• Task goal
Word for word, print each line of the listing below; pictures stay out.

Stored data:
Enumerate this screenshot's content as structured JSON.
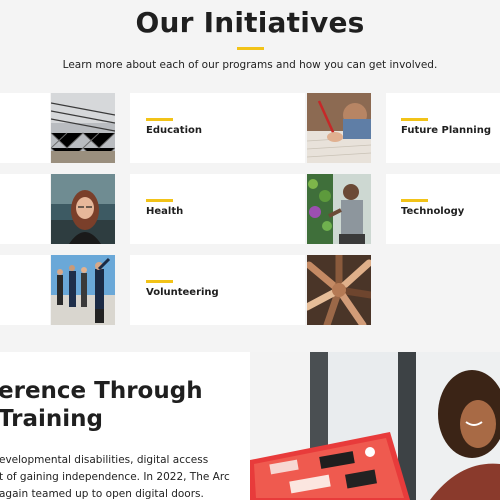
{
  "header": {
    "title": "Our Initiatives",
    "subtitle": "Learn more about each of our programs and how you can get involved."
  },
  "initiatives": [
    {
      "label": "Education",
      "image": "barbed-wire-fence-photo"
    },
    {
      "label": "Future Planning",
      "image": "student-writing-photo"
    },
    {
      "label": "Health",
      "image": "woman-with-glasses-photo"
    },
    {
      "label": "Technology",
      "image": "man-at-plant-shelf-photo"
    },
    {
      "label": "Volunteering",
      "image": "group-on-stage-photo"
    },
    {
      "label": "",
      "image": "hands-circle-photo"
    }
  ],
  "feature": {
    "heading_line1": "erence Through",
    "heading_line2": "Training",
    "body_line1": "evelopmental disabilities, digital access",
    "body_line2": "t of gaining independence. In 2022, The Arc",
    "body_line3": "again teamed up to open digital doors.",
    "image": "woman-with-laptop-photo"
  },
  "colors": {
    "accent": "#f2c318",
    "page_bg": "#f4f4f4",
    "card_bg": "#ffffff"
  }
}
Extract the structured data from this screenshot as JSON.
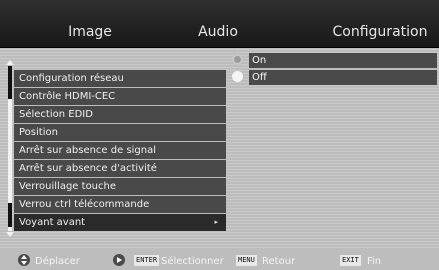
{
  "tabs": [
    {
      "label": "Image"
    },
    {
      "label": "Audio"
    },
    {
      "label": "Configuration"
    }
  ],
  "options": [
    {
      "label": "On",
      "state": "unselected"
    },
    {
      "label": "Off",
      "state": "selected"
    }
  ],
  "menu": {
    "items": [
      {
        "label": "Configuration réseau"
      },
      {
        "label": "Contrôle HDMI-CEC"
      },
      {
        "label": "Sélection EDID"
      },
      {
        "label": "Position"
      },
      {
        "label": "Arrêt sur absence de signal"
      },
      {
        "label": "Arrêt sur absence d'activité"
      },
      {
        "label": "Verrouillage touche"
      },
      {
        "label": "Verrou ctrl télécommande"
      },
      {
        "label": "Voyant avant",
        "arrow": "▸",
        "selected": true
      }
    ]
  },
  "footer": {
    "move_label": "Déplacer",
    "enter_key": "ENTER",
    "select_label": "Sélectionner",
    "menu_key": "MENU",
    "back_label": "Retour",
    "exit_key": "EXIT",
    "end_label": "Fin"
  },
  "colors": {
    "background": "#bdbdbd",
    "tab_bar": "#1e1e1e",
    "menu_item": "#494949",
    "menu_item_selected": "#2a2a2a"
  }
}
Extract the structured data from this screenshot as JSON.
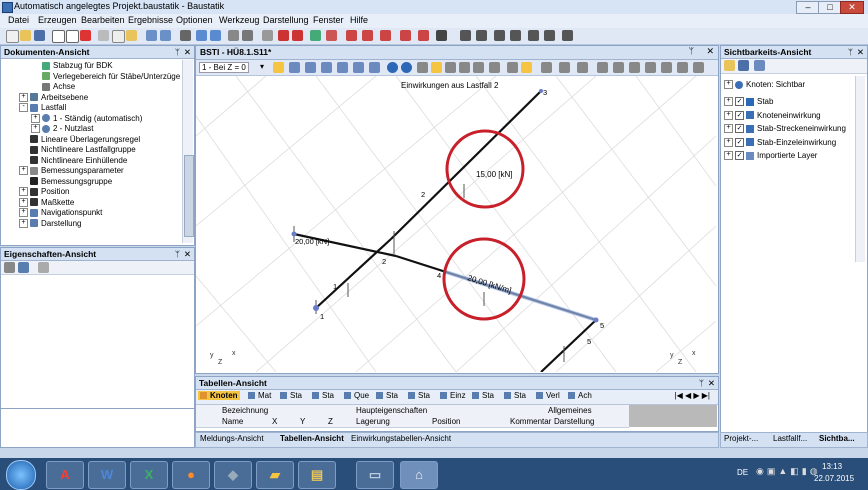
{
  "window": {
    "title": "Automatisch angelegtes Projekt.baustatik - Baustatik"
  },
  "menu": [
    "Datei",
    "Erzeugen",
    "Bearbeiten",
    "Ergebnisse",
    "Optionen",
    "Werkzeug",
    "Darstellung",
    "Fenster",
    "Hilfe"
  ],
  "doc_panel": {
    "title": "Dokumenten-Ansicht",
    "items": [
      {
        "label": "Stabzug für BDK",
        "indent": 1,
        "expander": ""
      },
      {
        "label": "Verlegebereich für Stäbe/Unterzüge",
        "indent": 1,
        "expander": ""
      },
      {
        "label": "Achse",
        "indent": 1,
        "expander": ""
      },
      {
        "label": "Arbeitsebene",
        "indent": 0,
        "expander": "+"
      },
      {
        "label": "Lastfall",
        "indent": 0,
        "expander": "-"
      },
      {
        "label": "1 - Ständig (automatisch)",
        "indent": 1,
        "expander": "+"
      },
      {
        "label": "2 - Nutzlast",
        "indent": 1,
        "expander": "+"
      },
      {
        "label": "Lineare Überlagerungsregel",
        "indent": 0,
        "expander": ""
      },
      {
        "label": "Nichtlineare Lastfallgruppe",
        "indent": 0,
        "expander": ""
      },
      {
        "label": "Nichtlineare Einhüllende",
        "indent": 0,
        "expander": ""
      },
      {
        "label": "Bemessungsparameter",
        "indent": 0,
        "expander": "+"
      },
      {
        "label": "Bemessungsgruppe",
        "indent": 0,
        "expander": ""
      },
      {
        "label": "Position",
        "indent": 0,
        "expander": "+"
      },
      {
        "label": "Maßkette",
        "indent": 0,
        "expander": "+"
      },
      {
        "label": "Navigationspunkt",
        "indent": 0,
        "expander": "+"
      },
      {
        "label": "Darstellung",
        "indent": 0,
        "expander": "+"
      }
    ]
  },
  "props_panel": {
    "title": "Eigenschaften-Ansicht"
  },
  "view": {
    "tab_label": "BSTI - HÜ8.1.S11*",
    "plane_select": "1 - Bei Z = 0",
    "caption": "Einwirkungen aus Lastfall 2",
    "loads": {
      "point": "15,00 [kN]",
      "line": "20,00 [kN/m]",
      "left": "20,00 [kN]"
    },
    "nodes": [
      "1",
      "2",
      "3",
      "4",
      "5",
      "6"
    ],
    "members": [
      "1",
      "2",
      "3",
      "4",
      "5"
    ],
    "axes": {
      "x": "x",
      "y": "y",
      "z": "Z"
    }
  },
  "visibility_panel": {
    "title": "Sichtbarkeits-Ansicht",
    "root": "Knoten:  Sichtbar",
    "items": [
      "Stab",
      "Knoteneinwirkung",
      "Stab-Streckeneinwirkung",
      "Stab-Einzeleinwirkung",
      "Importierte Layer"
    ],
    "bottom_tabs": [
      "Projekt-...",
      "Lastfallf...",
      "Sichtba..."
    ]
  },
  "table_panel": {
    "title": "Tabellen-Ansicht",
    "tabs": [
      "Knoten",
      "Mat",
      "Sta",
      "Sta",
      "Que",
      "Sta",
      "Sta",
      "Einz",
      "Sta",
      "Sta",
      "Verl",
      "Ach"
    ],
    "group_headers": [
      "Bezeichnung",
      "Haupteigenschaften",
      "Allgemeines"
    ],
    "columns": [
      "Name",
      "X",
      "Y",
      "Z",
      "Lagerung",
      "Position",
      "Kommentar",
      "Darstellung"
    ]
  },
  "bottom_tabs": [
    "Meldungs-Ansicht",
    "Tabellen-Ansicht",
    "Einwirkungstabellen-Ansicht"
  ],
  "taskbar": {
    "lang": "DE",
    "time": "13:13",
    "date": "22.07.2015"
  },
  "colors": {
    "accent": "#3a6fb5",
    "highlight_ring": "#c8202a",
    "selected_tab": "#f5c542"
  }
}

• Result below
Enumerate this screenshot's content as structured JSON.
{
  "header": {
    "title": "Our Initiatives",
    "subtitle": "Learn more about each of our programs and how you can get involved."
  },
  "initiatives": [
    {
      "label": "Education",
      "image": "barbed-wire-fence-photo"
    },
    {
      "label": "Future Planning",
      "image": "student-writing-photo"
    },
    {
      "label": "Health",
      "image": "woman-with-glasses-photo"
    },
    {
      "label": "Technology",
      "image": "man-at-plant-shelf-photo"
    },
    {
      "label": "Volunteering",
      "image": "group-on-stage-photo"
    },
    {
      "label": "",
      "image": "hands-circle-photo"
    }
  ],
  "feature": {
    "heading_line1": "erence Through",
    "heading_line2": "Training",
    "body_line1": "evelopmental disabilities, digital access",
    "body_line2": "t of gaining independence. In 2022, The Arc",
    "body_line3": "again teamed up to open digital doors.",
    "image": "woman-with-laptop-photo"
  },
  "colors": {
    "accent": "#f2c318",
    "page_bg": "#f4f4f4",
    "card_bg": "#ffffff"
  }
}
Extract the structured data from this screenshot as JSON.
{
  "tabs": [
    {
      "label": "Image"
    },
    {
      "label": "Audio"
    },
    {
      "label": "Configuration"
    }
  ],
  "options": [
    {
      "label": "On",
      "state": "unselected"
    },
    {
      "label": "Off",
      "state": "selected"
    }
  ],
  "menu": {
    "items": [
      {
        "label": "Configuration réseau"
      },
      {
        "label": "Contrôle HDMI-CEC"
      },
      {
        "label": "Sélection EDID"
      },
      {
        "label": "Position"
      },
      {
        "label": "Arrêt sur absence de signal"
      },
      {
        "label": "Arrêt sur absence d'activité"
      },
      {
        "label": "Verrouillage touche"
      },
      {
        "label": "Verrou ctrl télécommande"
      },
      {
        "label": "Voyant avant",
        "arrow": "▸",
        "selected": true
      }
    ]
  },
  "footer": {
    "move_label": "Déplacer",
    "enter_key": "ENTER",
    "select_label": "Sélectionner",
    "menu_key": "MENU",
    "back_label": "Retour",
    "exit_key": "EXIT",
    "end_label": "Fin"
  },
  "colors": {
    "background": "#bdbdbd",
    "tab_bar": "#1e1e1e",
    "menu_item": "#494949",
    "menu_item_selected": "#2a2a2a"
  }
}
Extract the structured data from this screenshot as JSON.
{
  "window": {
    "title": "Automatisch angelegtes Projekt.baustatik - Baustatik"
  },
  "menu": [
    "Datei",
    "Erzeugen",
    "Bearbeiten",
    "Ergebnisse",
    "Optionen",
    "Werkzeug",
    "Darstellung",
    "Fenster",
    "Hilfe"
  ],
  "doc_panel": {
    "title": "Dokumenten-Ansicht",
    "items": [
      {
        "label": "Stabzug für BDK",
        "indent": 1,
        "expander": ""
      },
      {
        "label": "Verlegebereich für Stäbe/Unterzüge",
        "indent": 1,
        "expander": ""
      },
      {
        "label": "Achse",
        "indent": 1,
        "expander": ""
      },
      {
        "label": "Arbeitsebene",
        "indent": 0,
        "expander": "+"
      },
      {
        "label": "Lastfall",
        "indent": 0,
        "expander": "-"
      },
      {
        "label": "1 - Ständig (automatisch)",
        "indent": 1,
        "expander": "+"
      },
      {
        "label": "2 - Nutzlast",
        "indent": 1,
        "expander": "+"
      },
      {
        "label": "Lineare Überlagerungsregel",
        "indent": 0,
        "expander": ""
      },
      {
        "label": "Nichtlineare Lastfallgruppe",
        "indent": 0,
        "expander": ""
      },
      {
        "label": "Nichtlineare Einhüllende",
        "indent": 0,
        "expander": ""
      },
      {
        "label": "Bemessungsparameter",
        "indent": 0,
        "expander": "+"
      },
      {
        "label": "Bemessungsgruppe",
        "indent": 0,
        "expander": ""
      },
      {
        "label": "Position",
        "indent": 0,
        "expander": "+"
      },
      {
        "label": "Maßkette",
        "indent": 0,
        "expander": "+"
      },
      {
        "label": "Navigationspunkt",
        "indent": 0,
        "expander": "+"
      },
      {
        "label": "Darstellung",
        "indent": 0,
        "expander": "+"
      }
    ]
  },
  "props_panel": {
    "title": "Eigenschaften-Ansicht"
  },
  "view": {
    "tab_label": "BSTI - HÜ8.1.S11*",
    "plane_select": "1 - Bei Z = 0",
    "caption": "Einwirkungen aus Lastfall 2",
    "loads": {
      "point": "15,00 [kN]",
      "line": "20,00 [kN/m]",
      "left": "20,00 [kN]"
    },
    "nodes": [
      "1",
      "2",
      "3",
      "4",
      "5",
      "6"
    ],
    "members": [
      "1",
      "2",
      "3",
      "4",
      "5"
    ],
    "axes": {
      "x": "x",
      "y": "y",
      "z": "Z"
    }
  },
  "visibility_panel": {
    "title": "Sichtbarkeits-Ansicht",
    "root": "Knoten:  Sichtbar",
    "items": [
      "Stab",
      "Knoteneinwirkung",
      "Stab-Streckeneinwirkung",
      "Stab-Einzeleinwirkung",
      "Importierte Layer"
    ],
    "bottom_tabs": [
      "Projekt-...",
      "Lastfallf...",
      "Sichtba..."
    ]
  },
  "table_panel": {
    "title": "Tabellen-Ansicht",
    "tabs": [
      "Knoten",
      "Mat",
      "Sta",
      "Sta",
      "Que",
      "Sta",
      "Sta",
      "Einz",
      "Sta",
      "Sta",
      "Verl",
      "Ach"
    ],
    "group_headers": [
      "Bezeichnung",
      "Haupteigenschaften",
      "Allgemeines"
    ],
    "columns": [
      "Name",
      "X",
      "Y",
      "Z",
      "Lagerung",
      "Position",
      "Kommentar",
      "Darstellung"
    ]
  },
  "bottom_tabs": [
    "Meldungs-Ansicht",
    "Tabellen-Ansicht",
    "Einwirkungstabellen-Ansicht"
  ],
  "taskbar": {
    "lang": "DE",
    "time": "13:13",
    "date": "22.07.2015"
  },
  "colors": {
    "accent": "#3a6fb5",
    "highlight_ring": "#c8202a",
    "selected_tab": "#f5c542"
  }
}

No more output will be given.